__Problem to solve__. Write out each line beneath this one exactly as it reads.
***
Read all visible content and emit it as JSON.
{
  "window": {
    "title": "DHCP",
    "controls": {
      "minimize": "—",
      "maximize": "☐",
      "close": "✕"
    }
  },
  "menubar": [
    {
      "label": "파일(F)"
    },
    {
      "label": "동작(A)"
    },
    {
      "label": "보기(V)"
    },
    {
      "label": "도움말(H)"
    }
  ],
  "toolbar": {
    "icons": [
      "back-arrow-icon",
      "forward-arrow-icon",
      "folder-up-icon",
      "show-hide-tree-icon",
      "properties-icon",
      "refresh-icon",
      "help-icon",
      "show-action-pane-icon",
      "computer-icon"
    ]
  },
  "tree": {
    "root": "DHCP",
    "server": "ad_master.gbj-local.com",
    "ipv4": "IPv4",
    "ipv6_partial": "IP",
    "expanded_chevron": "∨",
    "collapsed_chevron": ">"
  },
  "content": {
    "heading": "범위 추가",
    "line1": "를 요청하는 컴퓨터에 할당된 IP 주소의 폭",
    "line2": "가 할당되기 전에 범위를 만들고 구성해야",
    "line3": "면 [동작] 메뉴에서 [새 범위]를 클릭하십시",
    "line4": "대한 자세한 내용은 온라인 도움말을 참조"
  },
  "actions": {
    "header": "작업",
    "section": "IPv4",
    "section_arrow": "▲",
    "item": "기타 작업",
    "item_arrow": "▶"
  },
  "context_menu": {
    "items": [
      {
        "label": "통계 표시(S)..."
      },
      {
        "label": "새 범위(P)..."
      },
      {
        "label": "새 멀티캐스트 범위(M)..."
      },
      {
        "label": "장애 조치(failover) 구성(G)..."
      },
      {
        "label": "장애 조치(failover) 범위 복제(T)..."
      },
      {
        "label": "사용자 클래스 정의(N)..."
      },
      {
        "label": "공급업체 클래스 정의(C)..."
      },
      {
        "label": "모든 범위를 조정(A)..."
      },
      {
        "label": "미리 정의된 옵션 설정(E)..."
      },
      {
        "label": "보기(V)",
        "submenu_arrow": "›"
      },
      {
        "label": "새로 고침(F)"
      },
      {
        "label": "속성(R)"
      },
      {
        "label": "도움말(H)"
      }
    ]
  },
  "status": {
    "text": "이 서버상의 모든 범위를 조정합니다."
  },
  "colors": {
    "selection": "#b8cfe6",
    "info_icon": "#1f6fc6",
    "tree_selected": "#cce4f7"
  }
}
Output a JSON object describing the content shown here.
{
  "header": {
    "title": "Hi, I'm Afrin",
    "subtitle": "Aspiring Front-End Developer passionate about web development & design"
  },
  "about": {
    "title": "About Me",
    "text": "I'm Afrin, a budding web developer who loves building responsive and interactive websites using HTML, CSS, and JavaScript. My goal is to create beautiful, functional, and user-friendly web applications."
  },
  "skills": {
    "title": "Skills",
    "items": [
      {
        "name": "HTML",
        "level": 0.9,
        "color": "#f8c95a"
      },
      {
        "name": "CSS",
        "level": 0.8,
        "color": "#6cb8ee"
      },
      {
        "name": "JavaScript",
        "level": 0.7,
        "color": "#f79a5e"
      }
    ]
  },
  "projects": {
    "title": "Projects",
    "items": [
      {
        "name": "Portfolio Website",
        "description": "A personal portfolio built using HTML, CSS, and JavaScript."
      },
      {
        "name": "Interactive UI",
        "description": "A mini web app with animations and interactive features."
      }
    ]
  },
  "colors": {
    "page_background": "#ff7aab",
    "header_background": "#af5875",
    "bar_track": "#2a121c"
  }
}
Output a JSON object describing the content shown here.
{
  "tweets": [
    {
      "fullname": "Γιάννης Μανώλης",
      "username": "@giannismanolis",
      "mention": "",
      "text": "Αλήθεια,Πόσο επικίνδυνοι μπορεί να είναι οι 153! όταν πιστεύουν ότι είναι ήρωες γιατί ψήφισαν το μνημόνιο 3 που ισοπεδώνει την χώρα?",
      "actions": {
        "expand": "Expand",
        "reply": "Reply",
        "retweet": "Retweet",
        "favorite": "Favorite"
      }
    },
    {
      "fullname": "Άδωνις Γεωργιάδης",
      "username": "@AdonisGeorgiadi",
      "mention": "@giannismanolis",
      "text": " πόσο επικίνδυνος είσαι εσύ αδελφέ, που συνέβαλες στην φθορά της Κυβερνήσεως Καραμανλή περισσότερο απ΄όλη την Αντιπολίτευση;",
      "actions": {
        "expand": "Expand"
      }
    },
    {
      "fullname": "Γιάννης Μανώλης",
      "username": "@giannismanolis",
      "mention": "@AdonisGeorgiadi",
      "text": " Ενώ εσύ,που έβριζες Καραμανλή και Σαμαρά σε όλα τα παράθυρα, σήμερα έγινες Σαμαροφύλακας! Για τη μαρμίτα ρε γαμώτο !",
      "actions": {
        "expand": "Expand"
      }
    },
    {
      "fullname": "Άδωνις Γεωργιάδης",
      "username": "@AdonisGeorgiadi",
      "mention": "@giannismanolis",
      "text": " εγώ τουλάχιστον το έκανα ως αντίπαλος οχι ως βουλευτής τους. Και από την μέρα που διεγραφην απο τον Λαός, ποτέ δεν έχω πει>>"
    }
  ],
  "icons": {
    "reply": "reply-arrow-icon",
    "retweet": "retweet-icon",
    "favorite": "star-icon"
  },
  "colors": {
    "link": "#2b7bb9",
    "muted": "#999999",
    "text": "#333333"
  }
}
***
__Answer for the task__.
Read all visible content and emit it as JSON.
{
  "window": {
    "title": "DHCP",
    "controls": {
      "minimize": "—",
      "maximize": "☐",
      "close": "✕"
    }
  },
  "menubar": [
    {
      "label": "파일(F)"
    },
    {
      "label": "동작(A)"
    },
    {
      "label": "보기(V)"
    },
    {
      "label": "도움말(H)"
    }
  ],
  "toolbar": {
    "icons": [
      "back-arrow-icon",
      "forward-arrow-icon",
      "folder-up-icon",
      "show-hide-tree-icon",
      "properties-icon",
      "refresh-icon",
      "help-icon",
      "show-action-pane-icon",
      "computer-icon"
    ]
  },
  "tree": {
    "root": "DHCP",
    "server": "ad_master.gbj-local.com",
    "ipv4": "IPv4",
    "ipv6_partial": "IP",
    "expanded_chevron": "∨",
    "collapsed_chevron": ">"
  },
  "content": {
    "heading": "범위 추가",
    "line1": "를 요청하는 컴퓨터에 할당된 IP 주소의 폭",
    "line2": "가 할당되기 전에 범위를 만들고 구성해야",
    "line3": "면 [동작] 메뉴에서 [새 범위]를 클릭하십시",
    "line4": "대한 자세한 내용은 온라인 도움말을 참조"
  },
  "actions": {
    "header": "작업",
    "section": "IPv4",
    "section_arrow": "▲",
    "item": "기타 작업",
    "item_arrow": "▶"
  },
  "context_menu": {
    "items": [
      {
        "label": "통계 표시(S)..."
      },
      {
        "label": "새 범위(P)..."
      },
      {
        "label": "새 멀티캐스트 범위(M)..."
      },
      {
        "label": "장애 조치(failover) 구성(G)..."
      },
      {
        "label": "장애 조치(failover) 범위 복제(T)..."
      },
      {
        "label": "사용자 클래스 정의(N)..."
      },
      {
        "label": "공급업체 클래스 정의(C)..."
      },
      {
        "label": "모든 범위를 조정(A)..."
      },
      {
        "label": "미리 정의된 옵션 설정(E)..."
      },
      {
        "label": "보기(V)",
        "submenu_arrow": "›"
      },
      {
        "label": "새로 고침(F)"
      },
      {
        "label": "속성(R)"
      },
      {
        "label": "도움말(H)"
      }
    ]
  },
  "status": {
    "text": "이 서버상의 모든 범위를 조정합니다."
  },
  "colors": {
    "selection": "#b8cfe6",
    "info_icon": "#1f6fc6",
    "tree_selected": "#cce4f7"
  }
}
Output a JSON object describing the content shown here.
{
  "header": {
    "title": "Hi, I'm Afrin",
    "subtitle": "Aspiring Front-End Developer passionate about web development & design"
  },
  "about": {
    "title": "About Me",
    "text": "I'm Afrin, a budding web developer who loves building responsive and interactive websites using HTML, CSS, and JavaScript. My goal is to create beautiful, functional, and user-friendly web applications."
  },
  "skills": {
    "title": "Skills",
    "items": [
      {
        "name": "HTML",
        "level": 0.9,
        "color": "#f8c95a"
      },
      {
        "name": "CSS",
        "level": 0.8,
        "color": "#6cb8ee"
      },
      {
        "name": "JavaScript",
        "level": 0.7,
        "color": "#f79a5e"
      }
    ]
  },
  "projects": {
    "title": "Projects",
    "items": [
      {
        "name": "Portfolio Website",
        "description": "A personal portfolio built using HTML, CSS, and JavaScript."
      },
      {
        "name": "Interactive UI",
        "description": "A mini web app with animations and interactive features."
      }
    ]
  },
  "colors": {
    "page_background": "#ff7aab",
    "header_background": "#af5875",
    "bar_track": "#2a121c"
  }
}
Output a JSON object describing the content shown here.
{
  "tweets": [
    {
      "fullname": "Γιάννης Μανώλης",
      "username": "@giannismanolis",
      "mention": "",
      "text": "Αλήθεια,Πόσο επικίνδυνοι μπορεί να είναι οι 153! όταν πιστεύουν ότι είναι ήρωες γιατί ψήφισαν το μνημόνιο 3 που ισοπεδώνει την χώρα?",
      "actions": {
        "expand": "Expand",
        "reply": "Reply",
        "retweet": "Retweet",
        "favorite": "Favorite"
      }
    },
    {
      "fullname": "Άδωνις Γεωργιάδης",
      "username": "@AdonisGeorgiadi",
      "mention": "@giannismanolis",
      "text": " πόσο επικίνδυνος είσαι εσύ αδελφέ, που συνέβαλες στην φθορά της Κυβερνήσεως Καραμανλή περισσότερο απ΄όλη την Αντιπολίτευση;",
      "actions": {
        "expand": "Expand"
      }
    },
    {
      "fullname": "Γιάννης Μανώλης",
      "username": "@giannismanolis",
      "mention": "@AdonisGeorgiadi",
      "text": " Ενώ εσύ,που έβριζες Καραμανλή και Σαμαρά σε όλα τα παράθυρα, σήμερα έγινες Σαμαροφύλακας! Για τη μαρμίτα ρε γαμώτο !",
      "actions": {
        "expand": "Expand"
      }
    },
    {
      "fullname": "Άδωνις Γεωργιάδης",
      "username": "@AdonisGeorgiadi",
      "mention": "@giannismanolis",
      "text": " εγώ τουλάχιστον το έκανα ως αντίπαλος οχι ως βουλευτής τους. Και από την μέρα που διεγραφην απο τον Λαός, ποτέ δεν έχω πει>>"
    }
  ],
  "icons": {
    "reply": "reply-arrow-icon",
    "retweet": "retweet-icon",
    "favorite": "star-icon"
  },
  "colors": {
    "link": "#2b7bb9",
    "muted": "#999999",
    "text": "#333333"
  }
}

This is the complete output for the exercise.